▶ AIM OF THE TASK
Transcribe the full listing exactly, and drop every picture.

▶ SOURCE MATERIAL
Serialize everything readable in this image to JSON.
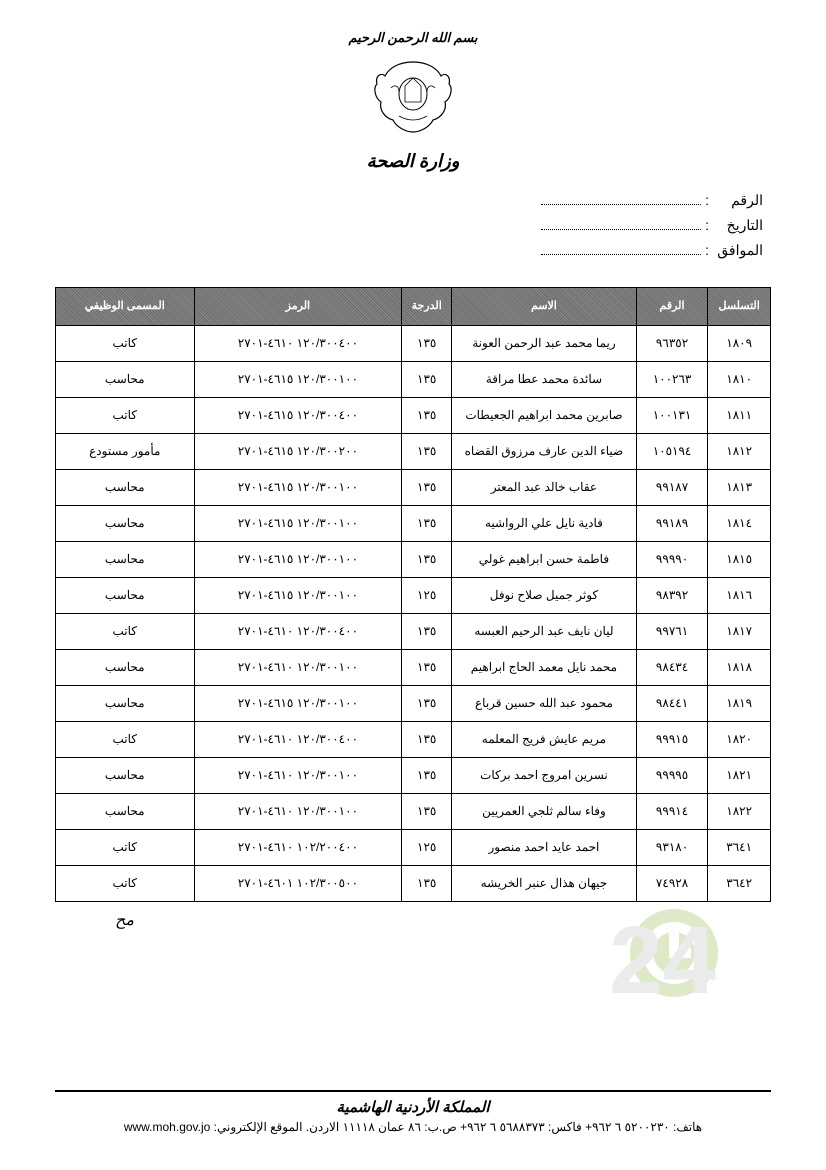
{
  "header": {
    "top_text": "بسم الله الرحمن الرحيم",
    "ministry": "وزارة الصحة"
  },
  "meta": {
    "number_label": "الرقم",
    "date_label": "التاريخ",
    "corresponds_label": "الموافق"
  },
  "table": {
    "columns": [
      "التسلسل",
      "الرقم",
      "الاسم",
      "الدرجة",
      "الرمز",
      "المسمى الوظيفي"
    ],
    "col_widths": [
      "col-seq",
      "col-emp",
      "col-name",
      "col-deg",
      "col-code",
      "col-title"
    ],
    "rows": [
      [
        "١٨٠٩",
        "٩٦٣٥٢",
        "ريما محمد عبد الرحمن العونة",
        "١٣٥",
        "١٢٠/٣٠٠٤٠٠ ٤٦١٠-٢٧٠١",
        "كاتب"
      ],
      [
        "١٨١٠",
        "١٠٠٢٦٣",
        "سائدة محمد عطا مراقة",
        "١٣٥",
        "١٢٠/٣٠٠١٠٠ ٤٦١٥-٢٧٠١",
        "محاسب"
      ],
      [
        "١٨١١",
        "١٠٠١٣١",
        "صابرين محمد ابراهيم الجعيطات",
        "١٣٥",
        "١٢٠/٣٠٠٤٠٠ ٤٦١٥-٢٧٠١",
        "كاتب"
      ],
      [
        "١٨١٢",
        "١٠٥١٩٤",
        "ضياء الدين عارف مرزوق القضاه",
        "١٣٥",
        "١٢٠/٣٠٠٢٠٠ ٤٦١٥-٢٧٠١",
        "مأمور مستودع"
      ],
      [
        "١٨١٣",
        "٩٩١٨٧",
        "عقاب خالد عبد المعتر",
        "١٣٥",
        "١٢٠/٣٠٠١٠٠ ٤٦١٥-٢٧٠١",
        "محاسب"
      ],
      [
        "١٨١٤",
        "٩٩١٨٩",
        "فادية نايل علي الرواشيه",
        "١٣٥",
        "١٢٠/٣٠٠١٠٠ ٤٦١٥-٢٧٠١",
        "محاسب"
      ],
      [
        "١٨١٥",
        "٩٩٩٩٠",
        "فاطمة حسن ابراهيم غولي",
        "١٣٥",
        "١٢٠/٣٠٠١٠٠ ٤٦١٥-٢٧٠١",
        "محاسب"
      ],
      [
        "١٨١٦",
        "٩٨٣٩٢",
        "كوثر جميل صلاح نوفل",
        "١٢٥",
        "١٢٠/٣٠٠١٠٠ ٤٦١٥-٢٧٠١",
        "محاسب"
      ],
      [
        "١٨١٧",
        "٩٩٧٦١",
        "ليان نايف عبد الرحيم العبسه",
        "١٣٥",
        "١٢٠/٣٠٠٤٠٠ ٤٦١٠-٢٧٠١",
        "كاتب"
      ],
      [
        "١٨١٨",
        "٩٨٤٣٤",
        "محمد نايل معمد الحاج ابراهيم",
        "١٣٥",
        "١٢٠/٣٠٠١٠٠ ٤٦١٠-٢٧٠١",
        "محاسب"
      ],
      [
        "١٨١٩",
        "٩٨٤٤١",
        "محمود عبد الله حسين قرباع",
        "١٣٥",
        "١٢٠/٣٠٠١٠٠ ٤٦١٥-٢٧٠١",
        "محاسب"
      ],
      [
        "١٨٢٠",
        "٩٩٩١٥",
        "مريم عايش فريج المعلمه",
        "١٣٥",
        "١٢٠/٣٠٠٤٠٠ ٤٦١٠-٢٧٠١",
        "كاتب"
      ],
      [
        "١٨٢١",
        "٩٩٩٩٥",
        "نسرين امروج احمد بركات",
        "١٣٥",
        "١٢٠/٣٠٠١٠٠ ٤٦١٠-٢٧٠١",
        "محاسب"
      ],
      [
        "١٨٢٢",
        "٩٩٩١٤",
        "وفاء سالم ثلجي العمريين",
        "١٣٥",
        "١٢٠/٣٠٠١٠٠ ٤٦١٠-٢٧٠١",
        "محاسب"
      ],
      [
        "٣٦٤١",
        "٩٣١٨٠",
        "احمد عايد احمد منصور",
        "١٢٥",
        "١٠٢/٢٠٠٤٠٠ ٤٦١٠-٢٧٠١",
        "كاتب"
      ],
      [
        "٣٦٤٢",
        "٧٤٩٢٨",
        "جيهان هذال عنبر الخريشه",
        "١٣٥",
        "١٠٢/٣٠٠٥٠٠ ٤٦٠١-٢٧٠١",
        "كاتب"
      ]
    ]
  },
  "signature": "مح",
  "watermark": {
    "letter1": "J",
    "letter2": "2",
    "letter3": "4",
    "color_green": "#89b23d",
    "color_grey": "#b8b8b8"
  },
  "footer": {
    "kingdom": "المملكة الأردنية الهاشمية",
    "contact": "هاتف: ٥٢٠٠٢٣٠ ٦ ٩٦٢+ فاكس: ٥٦٨٨٣٧٣ ٦ ٩٦٢+ ص.ب: ٨٦ عمان ١١١١٨ الاردن. الموقع الإلكتروني: www.moh.gov.jo"
  },
  "styles": {
    "page_bg": "#ffffff",
    "text_color": "#000000",
    "border_color": "#000000",
    "header_bg_pattern": "noise-dark"
  }
}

▶ REPLY TO THE EXERCISE
Serialize everything readable in this image to JSON.
{
  "header": {
    "top_text": "بسم الله الرحمن الرحيم",
    "ministry": "وزارة الصحة"
  },
  "meta": {
    "number_label": "الرقم",
    "date_label": "التاريخ",
    "corresponds_label": "الموافق"
  },
  "table": {
    "columns": [
      "التسلسل",
      "الرقم",
      "الاسم",
      "الدرجة",
      "الرمز",
      "المسمى الوظيفي"
    ],
    "col_widths": [
      "col-seq",
      "col-emp",
      "col-name",
      "col-deg",
      "col-code",
      "col-title"
    ],
    "rows": [
      [
        "١٨٠٩",
        "٩٦٣٥٢",
        "ريما محمد عبد الرحمن العونة",
        "١٣٥",
        "١٢٠/٣٠٠٤٠٠ ٤٦١٠-٢٧٠١",
        "كاتب"
      ],
      [
        "١٨١٠",
        "١٠٠٢٦٣",
        "سائدة محمد عطا مراقة",
        "١٣٥",
        "١٢٠/٣٠٠١٠٠ ٤٦١٥-٢٧٠١",
        "محاسب"
      ],
      [
        "١٨١١",
        "١٠٠١٣١",
        "صابرين محمد ابراهيم الجعيطات",
        "١٣٥",
        "١٢٠/٣٠٠٤٠٠ ٤٦١٥-٢٧٠١",
        "كاتب"
      ],
      [
        "١٨١٢",
        "١٠٥١٩٤",
        "ضياء الدين عارف مرزوق القضاه",
        "١٣٥",
        "١٢٠/٣٠٠٢٠٠ ٤٦١٥-٢٧٠١",
        "مأمور مستودع"
      ],
      [
        "١٨١٣",
        "٩٩١٨٧",
        "عقاب خالد عبد المعتر",
        "١٣٥",
        "١٢٠/٣٠٠١٠٠ ٤٦١٥-٢٧٠١",
        "محاسب"
      ],
      [
        "١٨١٤",
        "٩٩١٨٩",
        "فادية نايل علي الرواشيه",
        "١٣٥",
        "١٢٠/٣٠٠١٠٠ ٤٦١٥-٢٧٠١",
        "محاسب"
      ],
      [
        "١٨١٥",
        "٩٩٩٩٠",
        "فاطمة حسن ابراهيم غولي",
        "١٣٥",
        "١٢٠/٣٠٠١٠٠ ٤٦١٥-٢٧٠١",
        "محاسب"
      ],
      [
        "١٨١٦",
        "٩٨٣٩٢",
        "كوثر جميل صلاح نوفل",
        "١٢٥",
        "١٢٠/٣٠٠١٠٠ ٤٦١٥-٢٧٠١",
        "محاسب"
      ],
      [
        "١٨١٧",
        "٩٩٧٦١",
        "ليان نايف عبد الرحيم العبسه",
        "١٣٥",
        "١٢٠/٣٠٠٤٠٠ ٤٦١٠-٢٧٠١",
        "كاتب"
      ],
      [
        "١٨١٨",
        "٩٨٤٣٤",
        "محمد نايل معمد الحاج ابراهيم",
        "١٣٥",
        "١٢٠/٣٠٠١٠٠ ٤٦١٠-٢٧٠١",
        "محاسب"
      ],
      [
        "١٨١٩",
        "٩٨٤٤١",
        "محمود عبد الله حسين قرباع",
        "١٣٥",
        "١٢٠/٣٠٠١٠٠ ٤٦١٥-٢٧٠١",
        "محاسب"
      ],
      [
        "١٨٢٠",
        "٩٩٩١٥",
        "مريم عايش فريج المعلمه",
        "١٣٥",
        "١٢٠/٣٠٠٤٠٠ ٤٦١٠-٢٧٠١",
        "كاتب"
      ],
      [
        "١٨٢١",
        "٩٩٩٩٥",
        "نسرين امروج احمد بركات",
        "١٣٥",
        "١٢٠/٣٠٠١٠٠ ٤٦١٠-٢٧٠١",
        "محاسب"
      ],
      [
        "١٨٢٢",
        "٩٩٩١٤",
        "وفاء سالم ثلجي العمريين",
        "١٣٥",
        "١٢٠/٣٠٠١٠٠ ٤٦١٠-٢٧٠١",
        "محاسب"
      ],
      [
        "٣٦٤١",
        "٩٣١٨٠",
        "احمد عايد احمد منصور",
        "١٢٥",
        "١٠٢/٢٠٠٤٠٠ ٤٦١٠-٢٧٠١",
        "كاتب"
      ],
      [
        "٣٦٤٢",
        "٧٤٩٢٨",
        "جيهان هذال عنبر الخريشه",
        "١٣٥",
        "١٠٢/٣٠٠٥٠٠ ٤٦٠١-٢٧٠١",
        "كاتب"
      ]
    ]
  },
  "signature": "مح",
  "watermark": {
    "letter1": "J",
    "letter2": "2",
    "letter3": "4",
    "color_green": "#89b23d",
    "color_grey": "#b8b8b8"
  },
  "footer": {
    "kingdom": "المملكة الأردنية الهاشمية",
    "contact": "هاتف: ٥٢٠٠٢٣٠ ٦ ٩٦٢+ فاكس: ٥٦٨٨٣٧٣ ٦ ٩٦٢+ ص.ب: ٨٦ عمان ١١١١٨ الاردن. الموقع الإلكتروني: www.moh.gov.jo"
  },
  "styles": {
    "page_bg": "#ffffff",
    "text_color": "#000000",
    "border_color": "#000000",
    "header_bg_pattern": "noise-dark"
  }
}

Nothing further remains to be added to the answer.